• [Data in this exercise]:
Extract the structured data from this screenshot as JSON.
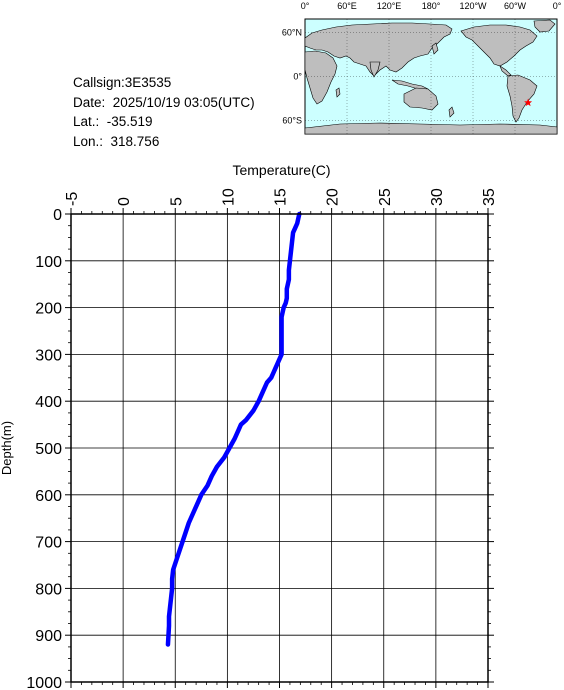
{
  "info": {
    "callsign": "Callsign:3E3535",
    "date": "Date:  2025/10/19 03:05(UTC)",
    "lat": "Lat.:  -35.519",
    "lon": "Lon.:  318.756"
  },
  "map": {
    "lon_labels": [
      "0°",
      "60°E",
      "120°E",
      "180°",
      "120°W",
      "60°W",
      "0°"
    ],
    "lat_labels": [
      "60°N",
      "0°",
      "60°S"
    ],
    "ocean_color": "#ccffff",
    "land_color": "#bebebe",
    "marker": {
      "lat": -35.519,
      "lon": 318.756,
      "color": "#ff0000",
      "symbol": "star"
    }
  },
  "chart_data": {
    "type": "line",
    "xlabel": "Temperature(C)",
    "ylabel": "Depth(m)",
    "xlim": [
      -5,
      35
    ],
    "ylim": [
      0,
      1000
    ],
    "y_inverted": true,
    "x_ticks": [
      -5,
      0,
      5,
      10,
      15,
      20,
      25,
      30,
      35
    ],
    "y_ticks": [
      0,
      100,
      200,
      300,
      400,
      500,
      600,
      700,
      800,
      900,
      1000
    ],
    "grid": true,
    "series": [
      {
        "color": "#0000ff",
        "x": [
          16.9,
          16.8,
          16.7,
          16.5,
          16.3,
          16.2,
          16.1,
          16.0,
          15.9,
          15.9,
          15.8,
          15.7,
          15.7,
          15.7,
          15.6,
          15.4,
          15.3,
          15.2,
          15.2,
          15.2,
          15.2,
          15.2,
          15.0,
          14.8,
          14.6,
          14.4,
          14.2,
          13.8,
          13.4,
          13.0,
          12.5,
          11.8,
          11.3,
          11.1,
          10.7,
          10.2,
          9.7,
          9.0,
          8.5,
          8.1,
          7.5,
          7.1,
          6.7,
          6.3,
          6.0,
          5.7,
          5.4,
          5.1,
          4.8,
          4.7,
          4.7,
          4.6,
          4.5,
          4.4,
          4.4,
          4.3
        ],
        "y": [
          0,
          10,
          20,
          30,
          40,
          60,
          80,
          100,
          120,
          140,
          150,
          160,
          170,
          180,
          190,
          200,
          210,
          220,
          240,
          260,
          280,
          300,
          310,
          320,
          330,
          340,
          350,
          360,
          380,
          400,
          420,
          440,
          450,
          460,
          480,
          500,
          520,
          540,
          560,
          580,
          600,
          620,
          640,
          660,
          680,
          700,
          720,
          740,
          760,
          780,
          800,
          820,
          840,
          860,
          880,
          920
        ]
      }
    ]
  }
}
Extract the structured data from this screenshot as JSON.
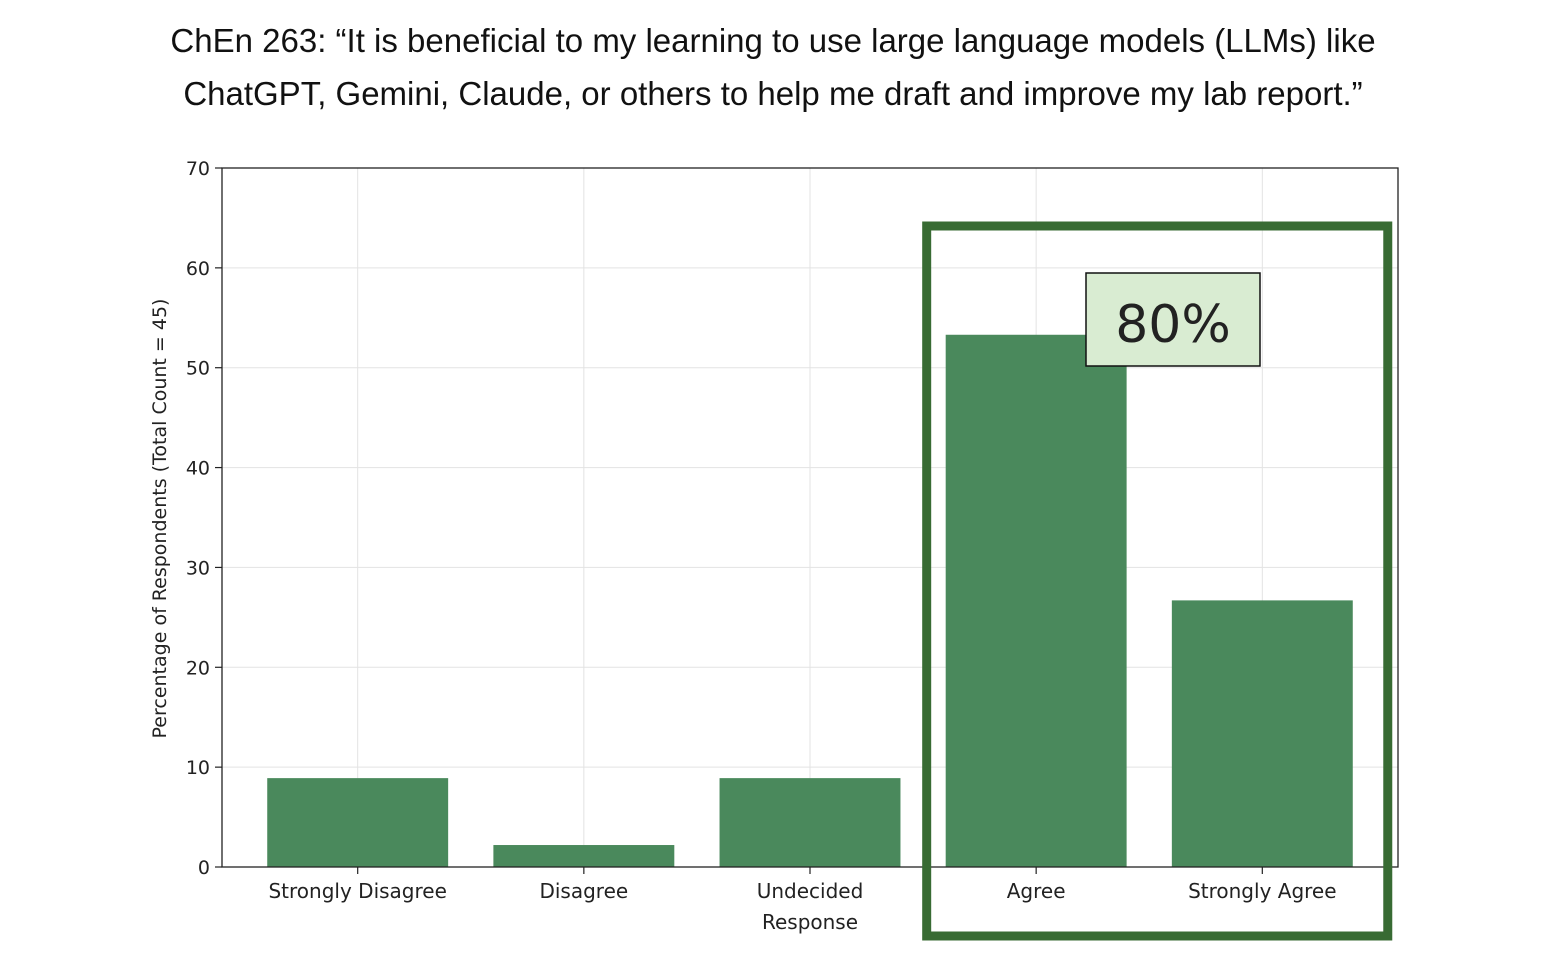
{
  "title_lines": [
    "ChEn 263: “It is beneficial to my learning to use large language models (LLMs) like",
    "ChatGPT, Gemini, Claude, or others to help me draft and improve my lab report.”"
  ],
  "callout": {
    "text": "80%",
    "box_border_color": "#386b33",
    "label_background": "#d9ecd2"
  },
  "chart_data": {
    "type": "bar",
    "categories": [
      "Strongly Disagree",
      "Disagree",
      "Undecided",
      "Agree",
      "Strongly Agree"
    ],
    "values": [
      8.9,
      2.2,
      8.9,
      53.3,
      26.7
    ],
    "xlabel": "Response",
    "ylabel": "Percentage of Respondents (Total Count = 45)",
    "ylim": [
      0,
      70
    ],
    "yticks": [
      0,
      10,
      20,
      30,
      40,
      50,
      60,
      70
    ],
    "grid": true,
    "bar_color": "#4a895c",
    "highlight_categories": [
      "Agree",
      "Strongly Agree"
    ]
  }
}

• [Exercise]: Identify the lines in the entries that hold "ylabel" and return each one.

• [Task output]:
    "ylabel": "Depth(m)",
    "ylabel": "Percentage of Respondents (Total Count = 45)",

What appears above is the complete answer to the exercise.